**Written exercise A:** Please repeat the stretch of the tax bill commentary from "First, some background." through "Republican anti-tax pledge.)".
**Written exercise B:** Turn the paragraph of the tax bill commentary that begins "First, some background." into a short bulleted list that keeps its main facts.

====== Provided text

An aerial view of The Villages retirement community in Central Florida, June 27, 2015.

The tax bill is widely and rightly being reported as an enormous giveaway to the very wealthy. Taken as a whole, the passage of this shoddy and regressive bill is a disaster for equity in America. But progressives can take heart in one small but not insignificant policy buried in this debacle: the new cap on the home mortgage interest deduction.

First, some background. Republicans decided to pass a tax bill without Democratic support, which left them beholden to a particular set of budget rules. To give as big a cut as possible to the very top without violating those budget rules, Republicans are relying on a mishmash of revenue-raising policies. As my colleague Bill Gale has pointed out, the bill is a six trillion dollar tax cut, partially offset with a four-and-a-half trillion dollar tax increase. (So much for the vaunted Republican anti-tax pledge.)

============
====== Available data

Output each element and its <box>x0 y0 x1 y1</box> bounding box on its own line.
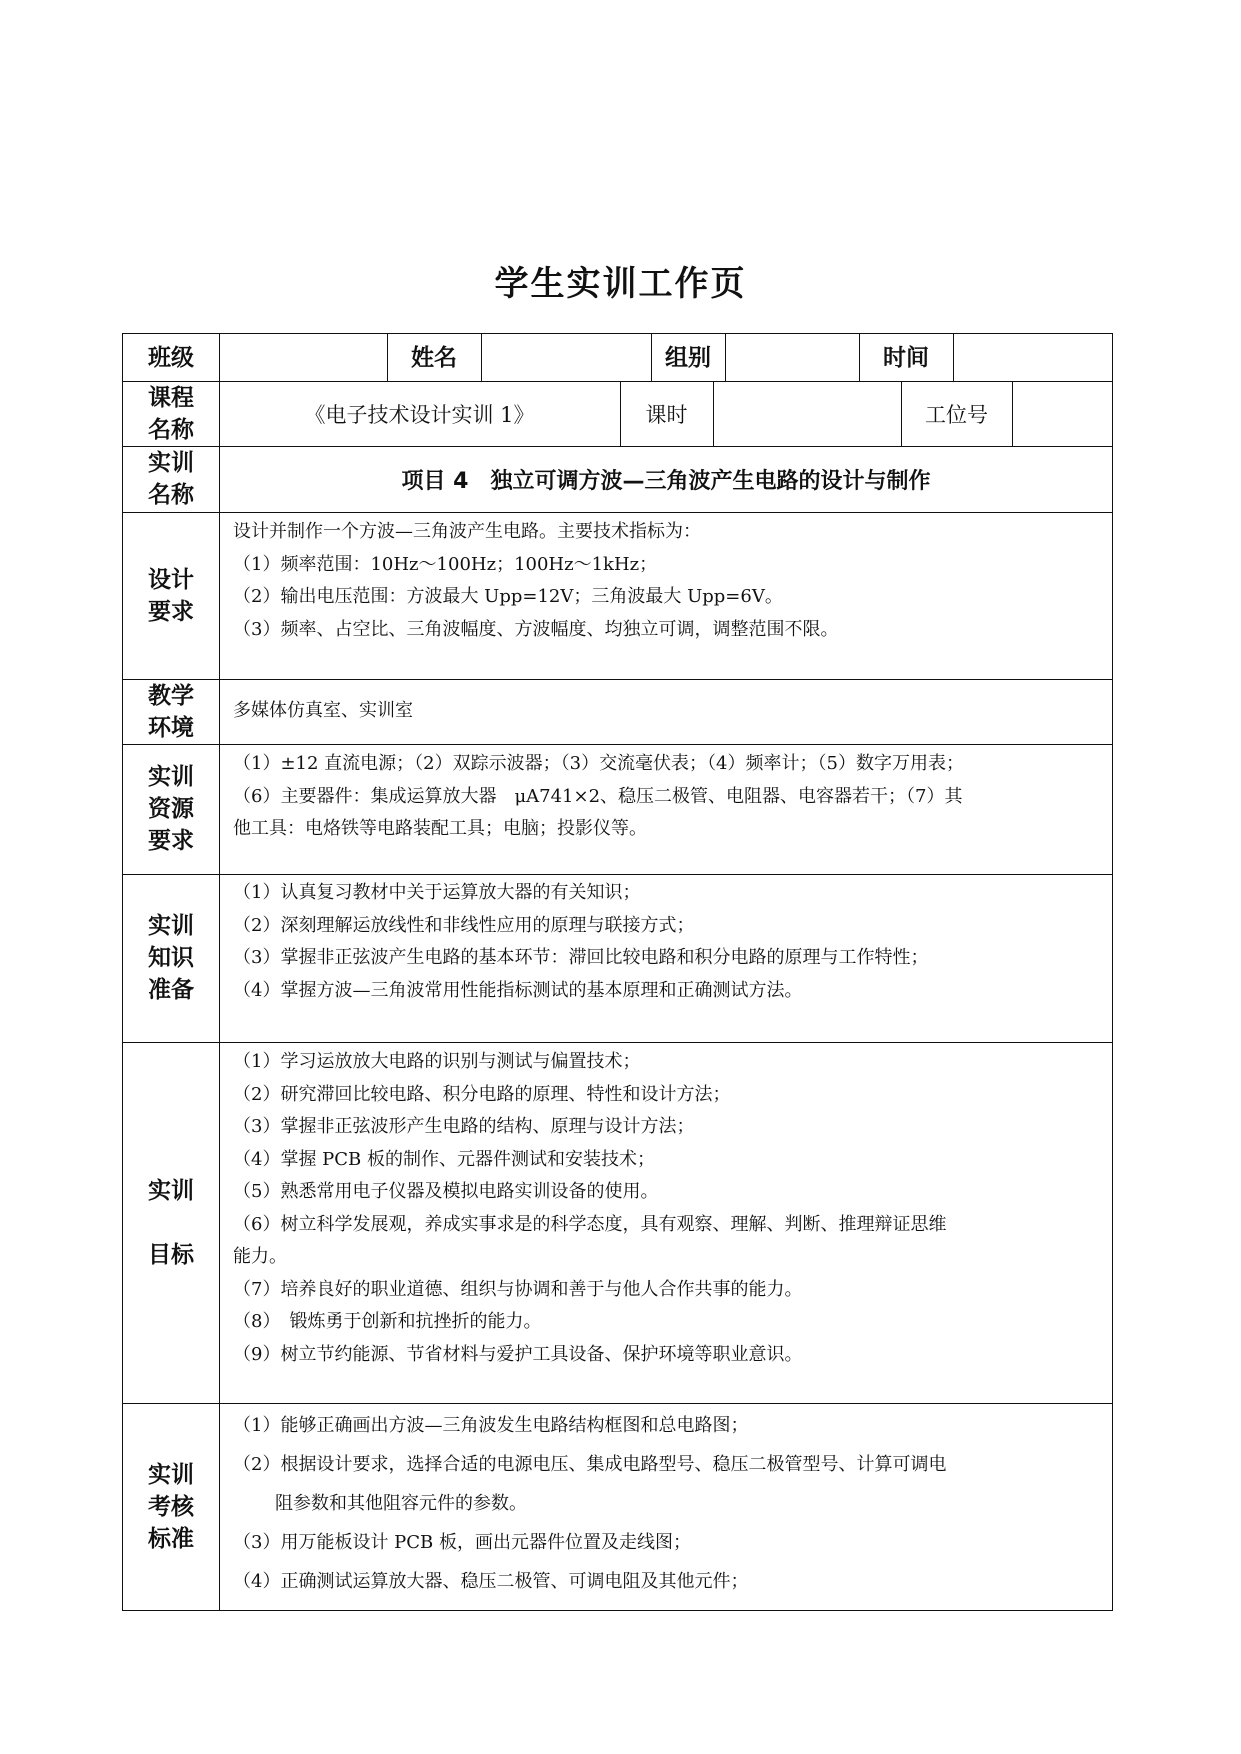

============

**Full output A:**
First, some background. Republicans decided to pass a tax bill without Democratic support, which left them beholden to a particular set of budget rules. To give as big a cut as possible to the very top without violating those budget rules, Republicans are relying on a mishmash of revenue-raising policies. As my colleague Bill Gale has pointed out, the bill is a six trillion dollar tax cut, partially offset with a four-and-a-half trillion dollar tax increase. (So much for the vaunted Republican anti-tax pledge.)

**Full output B:**
- Republicans passed the tax bill without Democratic support, which bound them to a particular set of budget rules.
- To give the biggest possible cut to the very top within those rules, they rely on a mishmash of revenue-raising policies.
- As Bill Gale has pointed out, the bill is a six trillion dollar tax cut partially offset by a four-and-a-half trillion dollar tax increase.
- This contradicts the Republican anti-tax pledge.